PASSAGE SHOWN START

Betty Burridge, Sonoma County champion of bird conservation, dies at 84 

Chris Smith, THE PRESS DEMOCRAT
Betty Burridge loved birds. One of the region’s leading, longest-tenured advocates of wildlife conservation, Burridge counted and chronicled and studied and traveled the world to seek out and savor every possible species.
A physical therapist by profession, Burridge was for decades a stalwart of the regional Audubon Society and a leader of its winter bird counts. She spent years compiling a Sonoma County Breeding Bird Atlas that has been invaluable when questions arise as to how a proposed construction project might impact nesting birds.
“In these times of rapid growth and development within Sonoma County, wildlife habitat is disappearing every day,” Burridge said 30 years ago, in comments that still seem timely. “Each of us can recall fields where hawks used to soar, that now are shopping centers; farm ponds where ducks and shorebirds lingered, that since have been drained.”
Passionate to the end about preserving ecosystems that support birds and other animals, Burridge died March 24 in Santa Rosa. She was 84.
For many years, she and fellow Madrone Audubon Society members Ernestine “Ernie” Smith and Martha Bentley towered as giants in regional conservation efforts. Smith died just last August, Bentley in 2008.

PASSAGE SHOWN END
DATASET START

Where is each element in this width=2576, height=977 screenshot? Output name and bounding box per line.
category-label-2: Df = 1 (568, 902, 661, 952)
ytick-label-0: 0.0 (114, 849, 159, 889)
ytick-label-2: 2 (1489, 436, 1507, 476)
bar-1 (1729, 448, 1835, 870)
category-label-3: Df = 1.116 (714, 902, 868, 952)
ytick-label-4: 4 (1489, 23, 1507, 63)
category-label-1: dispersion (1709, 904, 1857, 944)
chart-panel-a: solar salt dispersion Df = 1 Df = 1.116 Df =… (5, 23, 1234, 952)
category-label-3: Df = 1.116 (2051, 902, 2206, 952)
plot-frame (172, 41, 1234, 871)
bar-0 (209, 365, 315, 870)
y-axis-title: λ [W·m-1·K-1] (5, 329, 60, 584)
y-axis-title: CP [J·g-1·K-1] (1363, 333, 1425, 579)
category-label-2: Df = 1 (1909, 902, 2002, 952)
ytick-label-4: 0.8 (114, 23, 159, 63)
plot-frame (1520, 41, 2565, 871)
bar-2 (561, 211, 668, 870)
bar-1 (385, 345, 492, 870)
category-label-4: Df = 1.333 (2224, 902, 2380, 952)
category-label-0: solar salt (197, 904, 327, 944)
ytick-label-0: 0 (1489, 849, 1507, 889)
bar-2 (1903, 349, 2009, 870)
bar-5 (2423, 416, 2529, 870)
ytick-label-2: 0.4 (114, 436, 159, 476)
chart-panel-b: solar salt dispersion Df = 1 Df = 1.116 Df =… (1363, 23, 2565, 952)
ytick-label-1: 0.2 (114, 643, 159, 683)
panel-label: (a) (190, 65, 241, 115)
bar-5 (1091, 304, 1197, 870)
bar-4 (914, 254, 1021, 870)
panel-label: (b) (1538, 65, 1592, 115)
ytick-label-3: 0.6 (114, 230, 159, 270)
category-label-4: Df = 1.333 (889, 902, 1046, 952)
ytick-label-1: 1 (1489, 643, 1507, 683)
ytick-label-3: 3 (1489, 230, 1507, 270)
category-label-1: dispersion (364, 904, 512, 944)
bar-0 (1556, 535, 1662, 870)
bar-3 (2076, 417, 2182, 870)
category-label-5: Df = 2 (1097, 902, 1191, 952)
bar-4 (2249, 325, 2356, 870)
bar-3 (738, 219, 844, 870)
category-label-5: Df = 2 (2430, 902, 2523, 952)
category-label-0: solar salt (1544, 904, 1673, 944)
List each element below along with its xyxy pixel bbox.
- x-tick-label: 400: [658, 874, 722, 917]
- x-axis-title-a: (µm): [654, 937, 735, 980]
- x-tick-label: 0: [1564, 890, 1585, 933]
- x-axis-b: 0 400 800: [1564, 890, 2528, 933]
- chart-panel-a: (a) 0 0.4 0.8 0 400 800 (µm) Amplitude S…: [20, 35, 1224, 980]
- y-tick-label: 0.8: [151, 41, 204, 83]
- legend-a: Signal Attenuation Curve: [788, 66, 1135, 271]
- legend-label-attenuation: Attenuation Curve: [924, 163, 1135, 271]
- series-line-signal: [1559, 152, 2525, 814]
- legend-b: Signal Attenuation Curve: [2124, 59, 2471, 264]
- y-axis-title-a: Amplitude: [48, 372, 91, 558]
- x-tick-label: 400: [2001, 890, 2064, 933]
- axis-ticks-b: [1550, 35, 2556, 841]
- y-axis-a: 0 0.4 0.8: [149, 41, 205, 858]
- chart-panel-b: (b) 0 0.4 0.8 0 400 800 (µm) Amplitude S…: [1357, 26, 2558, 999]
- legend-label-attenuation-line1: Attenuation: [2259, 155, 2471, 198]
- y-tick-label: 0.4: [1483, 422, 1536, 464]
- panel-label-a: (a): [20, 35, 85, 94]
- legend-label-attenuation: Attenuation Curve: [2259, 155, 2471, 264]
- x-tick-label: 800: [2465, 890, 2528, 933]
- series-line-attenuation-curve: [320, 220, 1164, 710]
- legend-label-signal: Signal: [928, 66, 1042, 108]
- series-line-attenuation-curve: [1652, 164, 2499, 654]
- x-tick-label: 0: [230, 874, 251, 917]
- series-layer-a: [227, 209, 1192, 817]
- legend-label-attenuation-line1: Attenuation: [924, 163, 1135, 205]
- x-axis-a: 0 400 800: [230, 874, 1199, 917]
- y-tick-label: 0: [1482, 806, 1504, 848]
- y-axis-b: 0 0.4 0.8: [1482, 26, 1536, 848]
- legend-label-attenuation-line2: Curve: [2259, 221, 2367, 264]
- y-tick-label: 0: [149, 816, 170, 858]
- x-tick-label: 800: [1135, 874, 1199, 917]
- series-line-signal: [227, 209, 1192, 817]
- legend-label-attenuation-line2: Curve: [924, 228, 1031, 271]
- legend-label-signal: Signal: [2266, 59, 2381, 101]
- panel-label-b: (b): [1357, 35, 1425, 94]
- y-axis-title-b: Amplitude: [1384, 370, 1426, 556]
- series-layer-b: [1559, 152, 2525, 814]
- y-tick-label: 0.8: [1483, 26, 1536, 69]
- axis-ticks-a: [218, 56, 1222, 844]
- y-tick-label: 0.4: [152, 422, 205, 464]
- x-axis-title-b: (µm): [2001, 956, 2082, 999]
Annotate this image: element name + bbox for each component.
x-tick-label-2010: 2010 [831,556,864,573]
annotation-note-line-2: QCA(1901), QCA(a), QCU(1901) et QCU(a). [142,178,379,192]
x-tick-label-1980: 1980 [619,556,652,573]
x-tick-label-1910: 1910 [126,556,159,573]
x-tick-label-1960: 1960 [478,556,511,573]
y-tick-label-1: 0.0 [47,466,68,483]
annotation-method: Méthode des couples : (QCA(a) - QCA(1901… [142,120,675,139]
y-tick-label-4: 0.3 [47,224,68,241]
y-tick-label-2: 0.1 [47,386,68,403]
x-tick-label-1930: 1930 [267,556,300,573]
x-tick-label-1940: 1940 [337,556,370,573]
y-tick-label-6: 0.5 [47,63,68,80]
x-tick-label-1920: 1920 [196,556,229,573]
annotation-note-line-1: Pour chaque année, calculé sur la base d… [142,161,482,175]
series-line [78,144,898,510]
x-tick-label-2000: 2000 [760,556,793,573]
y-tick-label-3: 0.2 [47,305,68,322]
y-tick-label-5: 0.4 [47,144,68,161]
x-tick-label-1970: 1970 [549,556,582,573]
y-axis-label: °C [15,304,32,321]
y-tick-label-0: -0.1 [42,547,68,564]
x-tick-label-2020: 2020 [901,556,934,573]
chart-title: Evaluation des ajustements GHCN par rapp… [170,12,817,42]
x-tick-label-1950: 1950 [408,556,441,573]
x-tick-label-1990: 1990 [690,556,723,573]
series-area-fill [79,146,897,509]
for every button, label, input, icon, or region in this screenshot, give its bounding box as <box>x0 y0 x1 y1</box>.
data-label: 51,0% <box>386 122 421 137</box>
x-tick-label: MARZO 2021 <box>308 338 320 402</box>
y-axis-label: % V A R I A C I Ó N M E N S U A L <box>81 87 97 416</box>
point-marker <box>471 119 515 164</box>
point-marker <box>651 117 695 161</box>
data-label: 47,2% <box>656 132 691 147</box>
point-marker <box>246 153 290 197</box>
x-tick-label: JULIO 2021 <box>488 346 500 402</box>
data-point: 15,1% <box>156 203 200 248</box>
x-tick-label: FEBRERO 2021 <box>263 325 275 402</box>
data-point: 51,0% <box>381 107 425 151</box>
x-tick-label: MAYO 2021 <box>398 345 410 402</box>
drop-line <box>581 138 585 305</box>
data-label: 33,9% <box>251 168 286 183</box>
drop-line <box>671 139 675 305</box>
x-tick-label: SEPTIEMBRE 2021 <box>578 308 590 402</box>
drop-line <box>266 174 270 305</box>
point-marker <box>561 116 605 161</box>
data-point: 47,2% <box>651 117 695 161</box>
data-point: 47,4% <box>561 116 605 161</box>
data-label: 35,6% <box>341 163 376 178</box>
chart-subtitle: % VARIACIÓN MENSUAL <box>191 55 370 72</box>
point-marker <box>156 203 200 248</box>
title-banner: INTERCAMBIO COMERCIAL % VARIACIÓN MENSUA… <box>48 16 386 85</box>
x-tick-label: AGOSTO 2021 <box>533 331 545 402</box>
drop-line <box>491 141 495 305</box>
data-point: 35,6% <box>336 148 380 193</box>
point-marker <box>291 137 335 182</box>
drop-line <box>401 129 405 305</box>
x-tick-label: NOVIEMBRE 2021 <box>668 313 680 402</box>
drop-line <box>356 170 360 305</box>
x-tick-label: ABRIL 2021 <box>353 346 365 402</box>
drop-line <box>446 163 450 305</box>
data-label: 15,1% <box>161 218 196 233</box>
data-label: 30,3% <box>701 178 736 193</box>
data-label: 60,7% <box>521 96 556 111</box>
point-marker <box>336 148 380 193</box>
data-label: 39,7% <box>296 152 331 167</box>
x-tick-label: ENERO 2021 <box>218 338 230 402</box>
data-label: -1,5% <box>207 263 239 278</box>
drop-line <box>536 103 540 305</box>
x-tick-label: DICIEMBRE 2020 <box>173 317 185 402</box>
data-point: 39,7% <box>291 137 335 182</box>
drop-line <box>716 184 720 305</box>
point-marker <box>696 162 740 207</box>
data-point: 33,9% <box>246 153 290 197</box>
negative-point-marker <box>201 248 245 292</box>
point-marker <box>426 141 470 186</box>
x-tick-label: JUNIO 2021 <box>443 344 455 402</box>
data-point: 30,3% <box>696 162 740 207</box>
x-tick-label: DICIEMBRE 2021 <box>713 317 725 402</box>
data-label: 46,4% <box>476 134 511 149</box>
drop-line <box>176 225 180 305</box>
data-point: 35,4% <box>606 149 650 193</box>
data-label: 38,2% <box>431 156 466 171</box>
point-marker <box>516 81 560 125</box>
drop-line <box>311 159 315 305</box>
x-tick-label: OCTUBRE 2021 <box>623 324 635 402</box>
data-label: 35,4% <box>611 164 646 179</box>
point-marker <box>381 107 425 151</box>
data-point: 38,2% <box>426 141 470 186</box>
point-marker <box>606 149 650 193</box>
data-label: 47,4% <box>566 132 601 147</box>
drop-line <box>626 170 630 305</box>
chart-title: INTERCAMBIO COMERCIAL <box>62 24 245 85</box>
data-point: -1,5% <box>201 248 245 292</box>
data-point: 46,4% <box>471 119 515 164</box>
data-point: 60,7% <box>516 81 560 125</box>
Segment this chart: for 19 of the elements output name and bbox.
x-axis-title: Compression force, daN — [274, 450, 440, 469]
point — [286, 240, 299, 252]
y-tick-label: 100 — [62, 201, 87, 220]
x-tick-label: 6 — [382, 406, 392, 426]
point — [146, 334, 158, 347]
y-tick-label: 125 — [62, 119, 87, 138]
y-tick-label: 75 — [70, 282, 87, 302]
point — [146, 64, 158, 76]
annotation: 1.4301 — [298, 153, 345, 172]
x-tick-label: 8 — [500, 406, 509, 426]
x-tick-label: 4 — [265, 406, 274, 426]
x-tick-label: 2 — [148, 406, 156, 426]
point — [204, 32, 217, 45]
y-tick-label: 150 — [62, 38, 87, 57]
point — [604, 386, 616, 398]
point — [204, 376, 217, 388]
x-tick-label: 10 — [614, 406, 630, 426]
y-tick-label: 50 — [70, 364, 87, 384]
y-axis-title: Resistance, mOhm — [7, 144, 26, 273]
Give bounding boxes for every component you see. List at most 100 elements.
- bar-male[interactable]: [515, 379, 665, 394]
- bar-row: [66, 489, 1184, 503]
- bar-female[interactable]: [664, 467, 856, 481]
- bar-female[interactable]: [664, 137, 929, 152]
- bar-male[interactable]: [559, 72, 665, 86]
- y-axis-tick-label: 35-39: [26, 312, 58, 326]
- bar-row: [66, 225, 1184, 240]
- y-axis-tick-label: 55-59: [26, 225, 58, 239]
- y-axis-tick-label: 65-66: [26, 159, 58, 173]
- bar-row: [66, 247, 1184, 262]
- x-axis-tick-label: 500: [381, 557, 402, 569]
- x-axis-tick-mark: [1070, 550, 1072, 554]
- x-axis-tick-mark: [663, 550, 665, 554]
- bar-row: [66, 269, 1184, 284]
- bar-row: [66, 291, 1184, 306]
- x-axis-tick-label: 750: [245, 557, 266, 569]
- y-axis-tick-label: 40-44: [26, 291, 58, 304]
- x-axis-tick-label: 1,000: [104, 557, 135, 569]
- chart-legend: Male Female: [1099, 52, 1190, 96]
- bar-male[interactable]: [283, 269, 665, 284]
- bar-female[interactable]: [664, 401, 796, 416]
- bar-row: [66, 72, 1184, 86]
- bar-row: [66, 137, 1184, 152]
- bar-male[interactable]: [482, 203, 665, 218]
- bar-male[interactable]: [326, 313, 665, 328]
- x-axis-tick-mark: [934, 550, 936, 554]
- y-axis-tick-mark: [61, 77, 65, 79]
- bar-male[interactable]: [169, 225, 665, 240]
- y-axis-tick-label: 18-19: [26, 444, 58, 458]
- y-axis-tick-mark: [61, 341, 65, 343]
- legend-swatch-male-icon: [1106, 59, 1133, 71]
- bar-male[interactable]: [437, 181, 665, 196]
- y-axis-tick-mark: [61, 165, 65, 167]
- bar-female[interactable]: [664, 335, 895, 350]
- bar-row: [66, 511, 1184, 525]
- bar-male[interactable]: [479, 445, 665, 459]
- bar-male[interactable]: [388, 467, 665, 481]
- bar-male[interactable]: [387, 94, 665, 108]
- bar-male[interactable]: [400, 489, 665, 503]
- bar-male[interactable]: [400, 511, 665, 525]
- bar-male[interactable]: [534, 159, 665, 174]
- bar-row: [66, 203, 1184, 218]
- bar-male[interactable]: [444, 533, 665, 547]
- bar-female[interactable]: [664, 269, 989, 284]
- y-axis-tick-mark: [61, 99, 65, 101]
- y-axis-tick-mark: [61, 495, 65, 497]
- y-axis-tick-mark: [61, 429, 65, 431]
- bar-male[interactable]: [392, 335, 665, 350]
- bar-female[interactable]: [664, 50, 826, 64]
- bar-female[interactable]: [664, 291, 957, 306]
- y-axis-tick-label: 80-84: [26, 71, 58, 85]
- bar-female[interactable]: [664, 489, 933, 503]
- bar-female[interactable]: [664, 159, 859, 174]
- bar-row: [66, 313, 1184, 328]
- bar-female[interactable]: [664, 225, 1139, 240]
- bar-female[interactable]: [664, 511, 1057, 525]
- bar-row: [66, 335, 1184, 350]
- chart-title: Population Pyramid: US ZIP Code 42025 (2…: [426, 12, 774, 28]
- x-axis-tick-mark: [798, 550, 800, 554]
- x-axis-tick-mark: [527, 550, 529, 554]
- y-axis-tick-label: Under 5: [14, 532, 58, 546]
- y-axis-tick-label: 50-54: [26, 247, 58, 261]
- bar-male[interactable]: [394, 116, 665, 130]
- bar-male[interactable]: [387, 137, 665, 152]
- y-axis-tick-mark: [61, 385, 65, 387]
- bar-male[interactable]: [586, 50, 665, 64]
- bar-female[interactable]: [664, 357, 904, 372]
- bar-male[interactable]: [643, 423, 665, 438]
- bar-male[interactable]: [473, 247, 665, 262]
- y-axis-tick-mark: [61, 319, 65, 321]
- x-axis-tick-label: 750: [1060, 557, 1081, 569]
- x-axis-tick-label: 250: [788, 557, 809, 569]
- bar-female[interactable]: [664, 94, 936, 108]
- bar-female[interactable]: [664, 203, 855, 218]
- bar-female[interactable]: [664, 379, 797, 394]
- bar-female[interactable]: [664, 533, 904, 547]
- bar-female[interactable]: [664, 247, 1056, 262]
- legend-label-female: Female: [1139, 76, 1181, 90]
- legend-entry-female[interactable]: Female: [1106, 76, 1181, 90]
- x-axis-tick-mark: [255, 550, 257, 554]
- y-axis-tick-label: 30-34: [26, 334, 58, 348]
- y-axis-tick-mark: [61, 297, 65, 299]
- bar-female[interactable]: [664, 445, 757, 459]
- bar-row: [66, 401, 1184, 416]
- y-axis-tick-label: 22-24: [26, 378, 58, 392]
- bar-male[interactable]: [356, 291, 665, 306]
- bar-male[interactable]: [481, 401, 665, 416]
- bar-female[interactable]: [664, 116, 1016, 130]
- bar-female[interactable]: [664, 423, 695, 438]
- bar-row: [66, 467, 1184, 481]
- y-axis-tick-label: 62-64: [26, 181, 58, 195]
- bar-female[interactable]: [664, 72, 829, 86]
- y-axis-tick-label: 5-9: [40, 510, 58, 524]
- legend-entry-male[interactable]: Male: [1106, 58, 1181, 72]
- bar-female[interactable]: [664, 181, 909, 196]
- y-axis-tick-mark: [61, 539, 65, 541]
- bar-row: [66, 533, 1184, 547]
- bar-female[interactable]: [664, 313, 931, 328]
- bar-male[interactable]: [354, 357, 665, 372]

DATASET END

_INSTRUCTIONS TO FOLLOW_: According to the obituary, what was Betty Burridge's profession? Answer from the obituary text only.

_OUTPUT OF THE EXERCISE_: She was a physical therapist.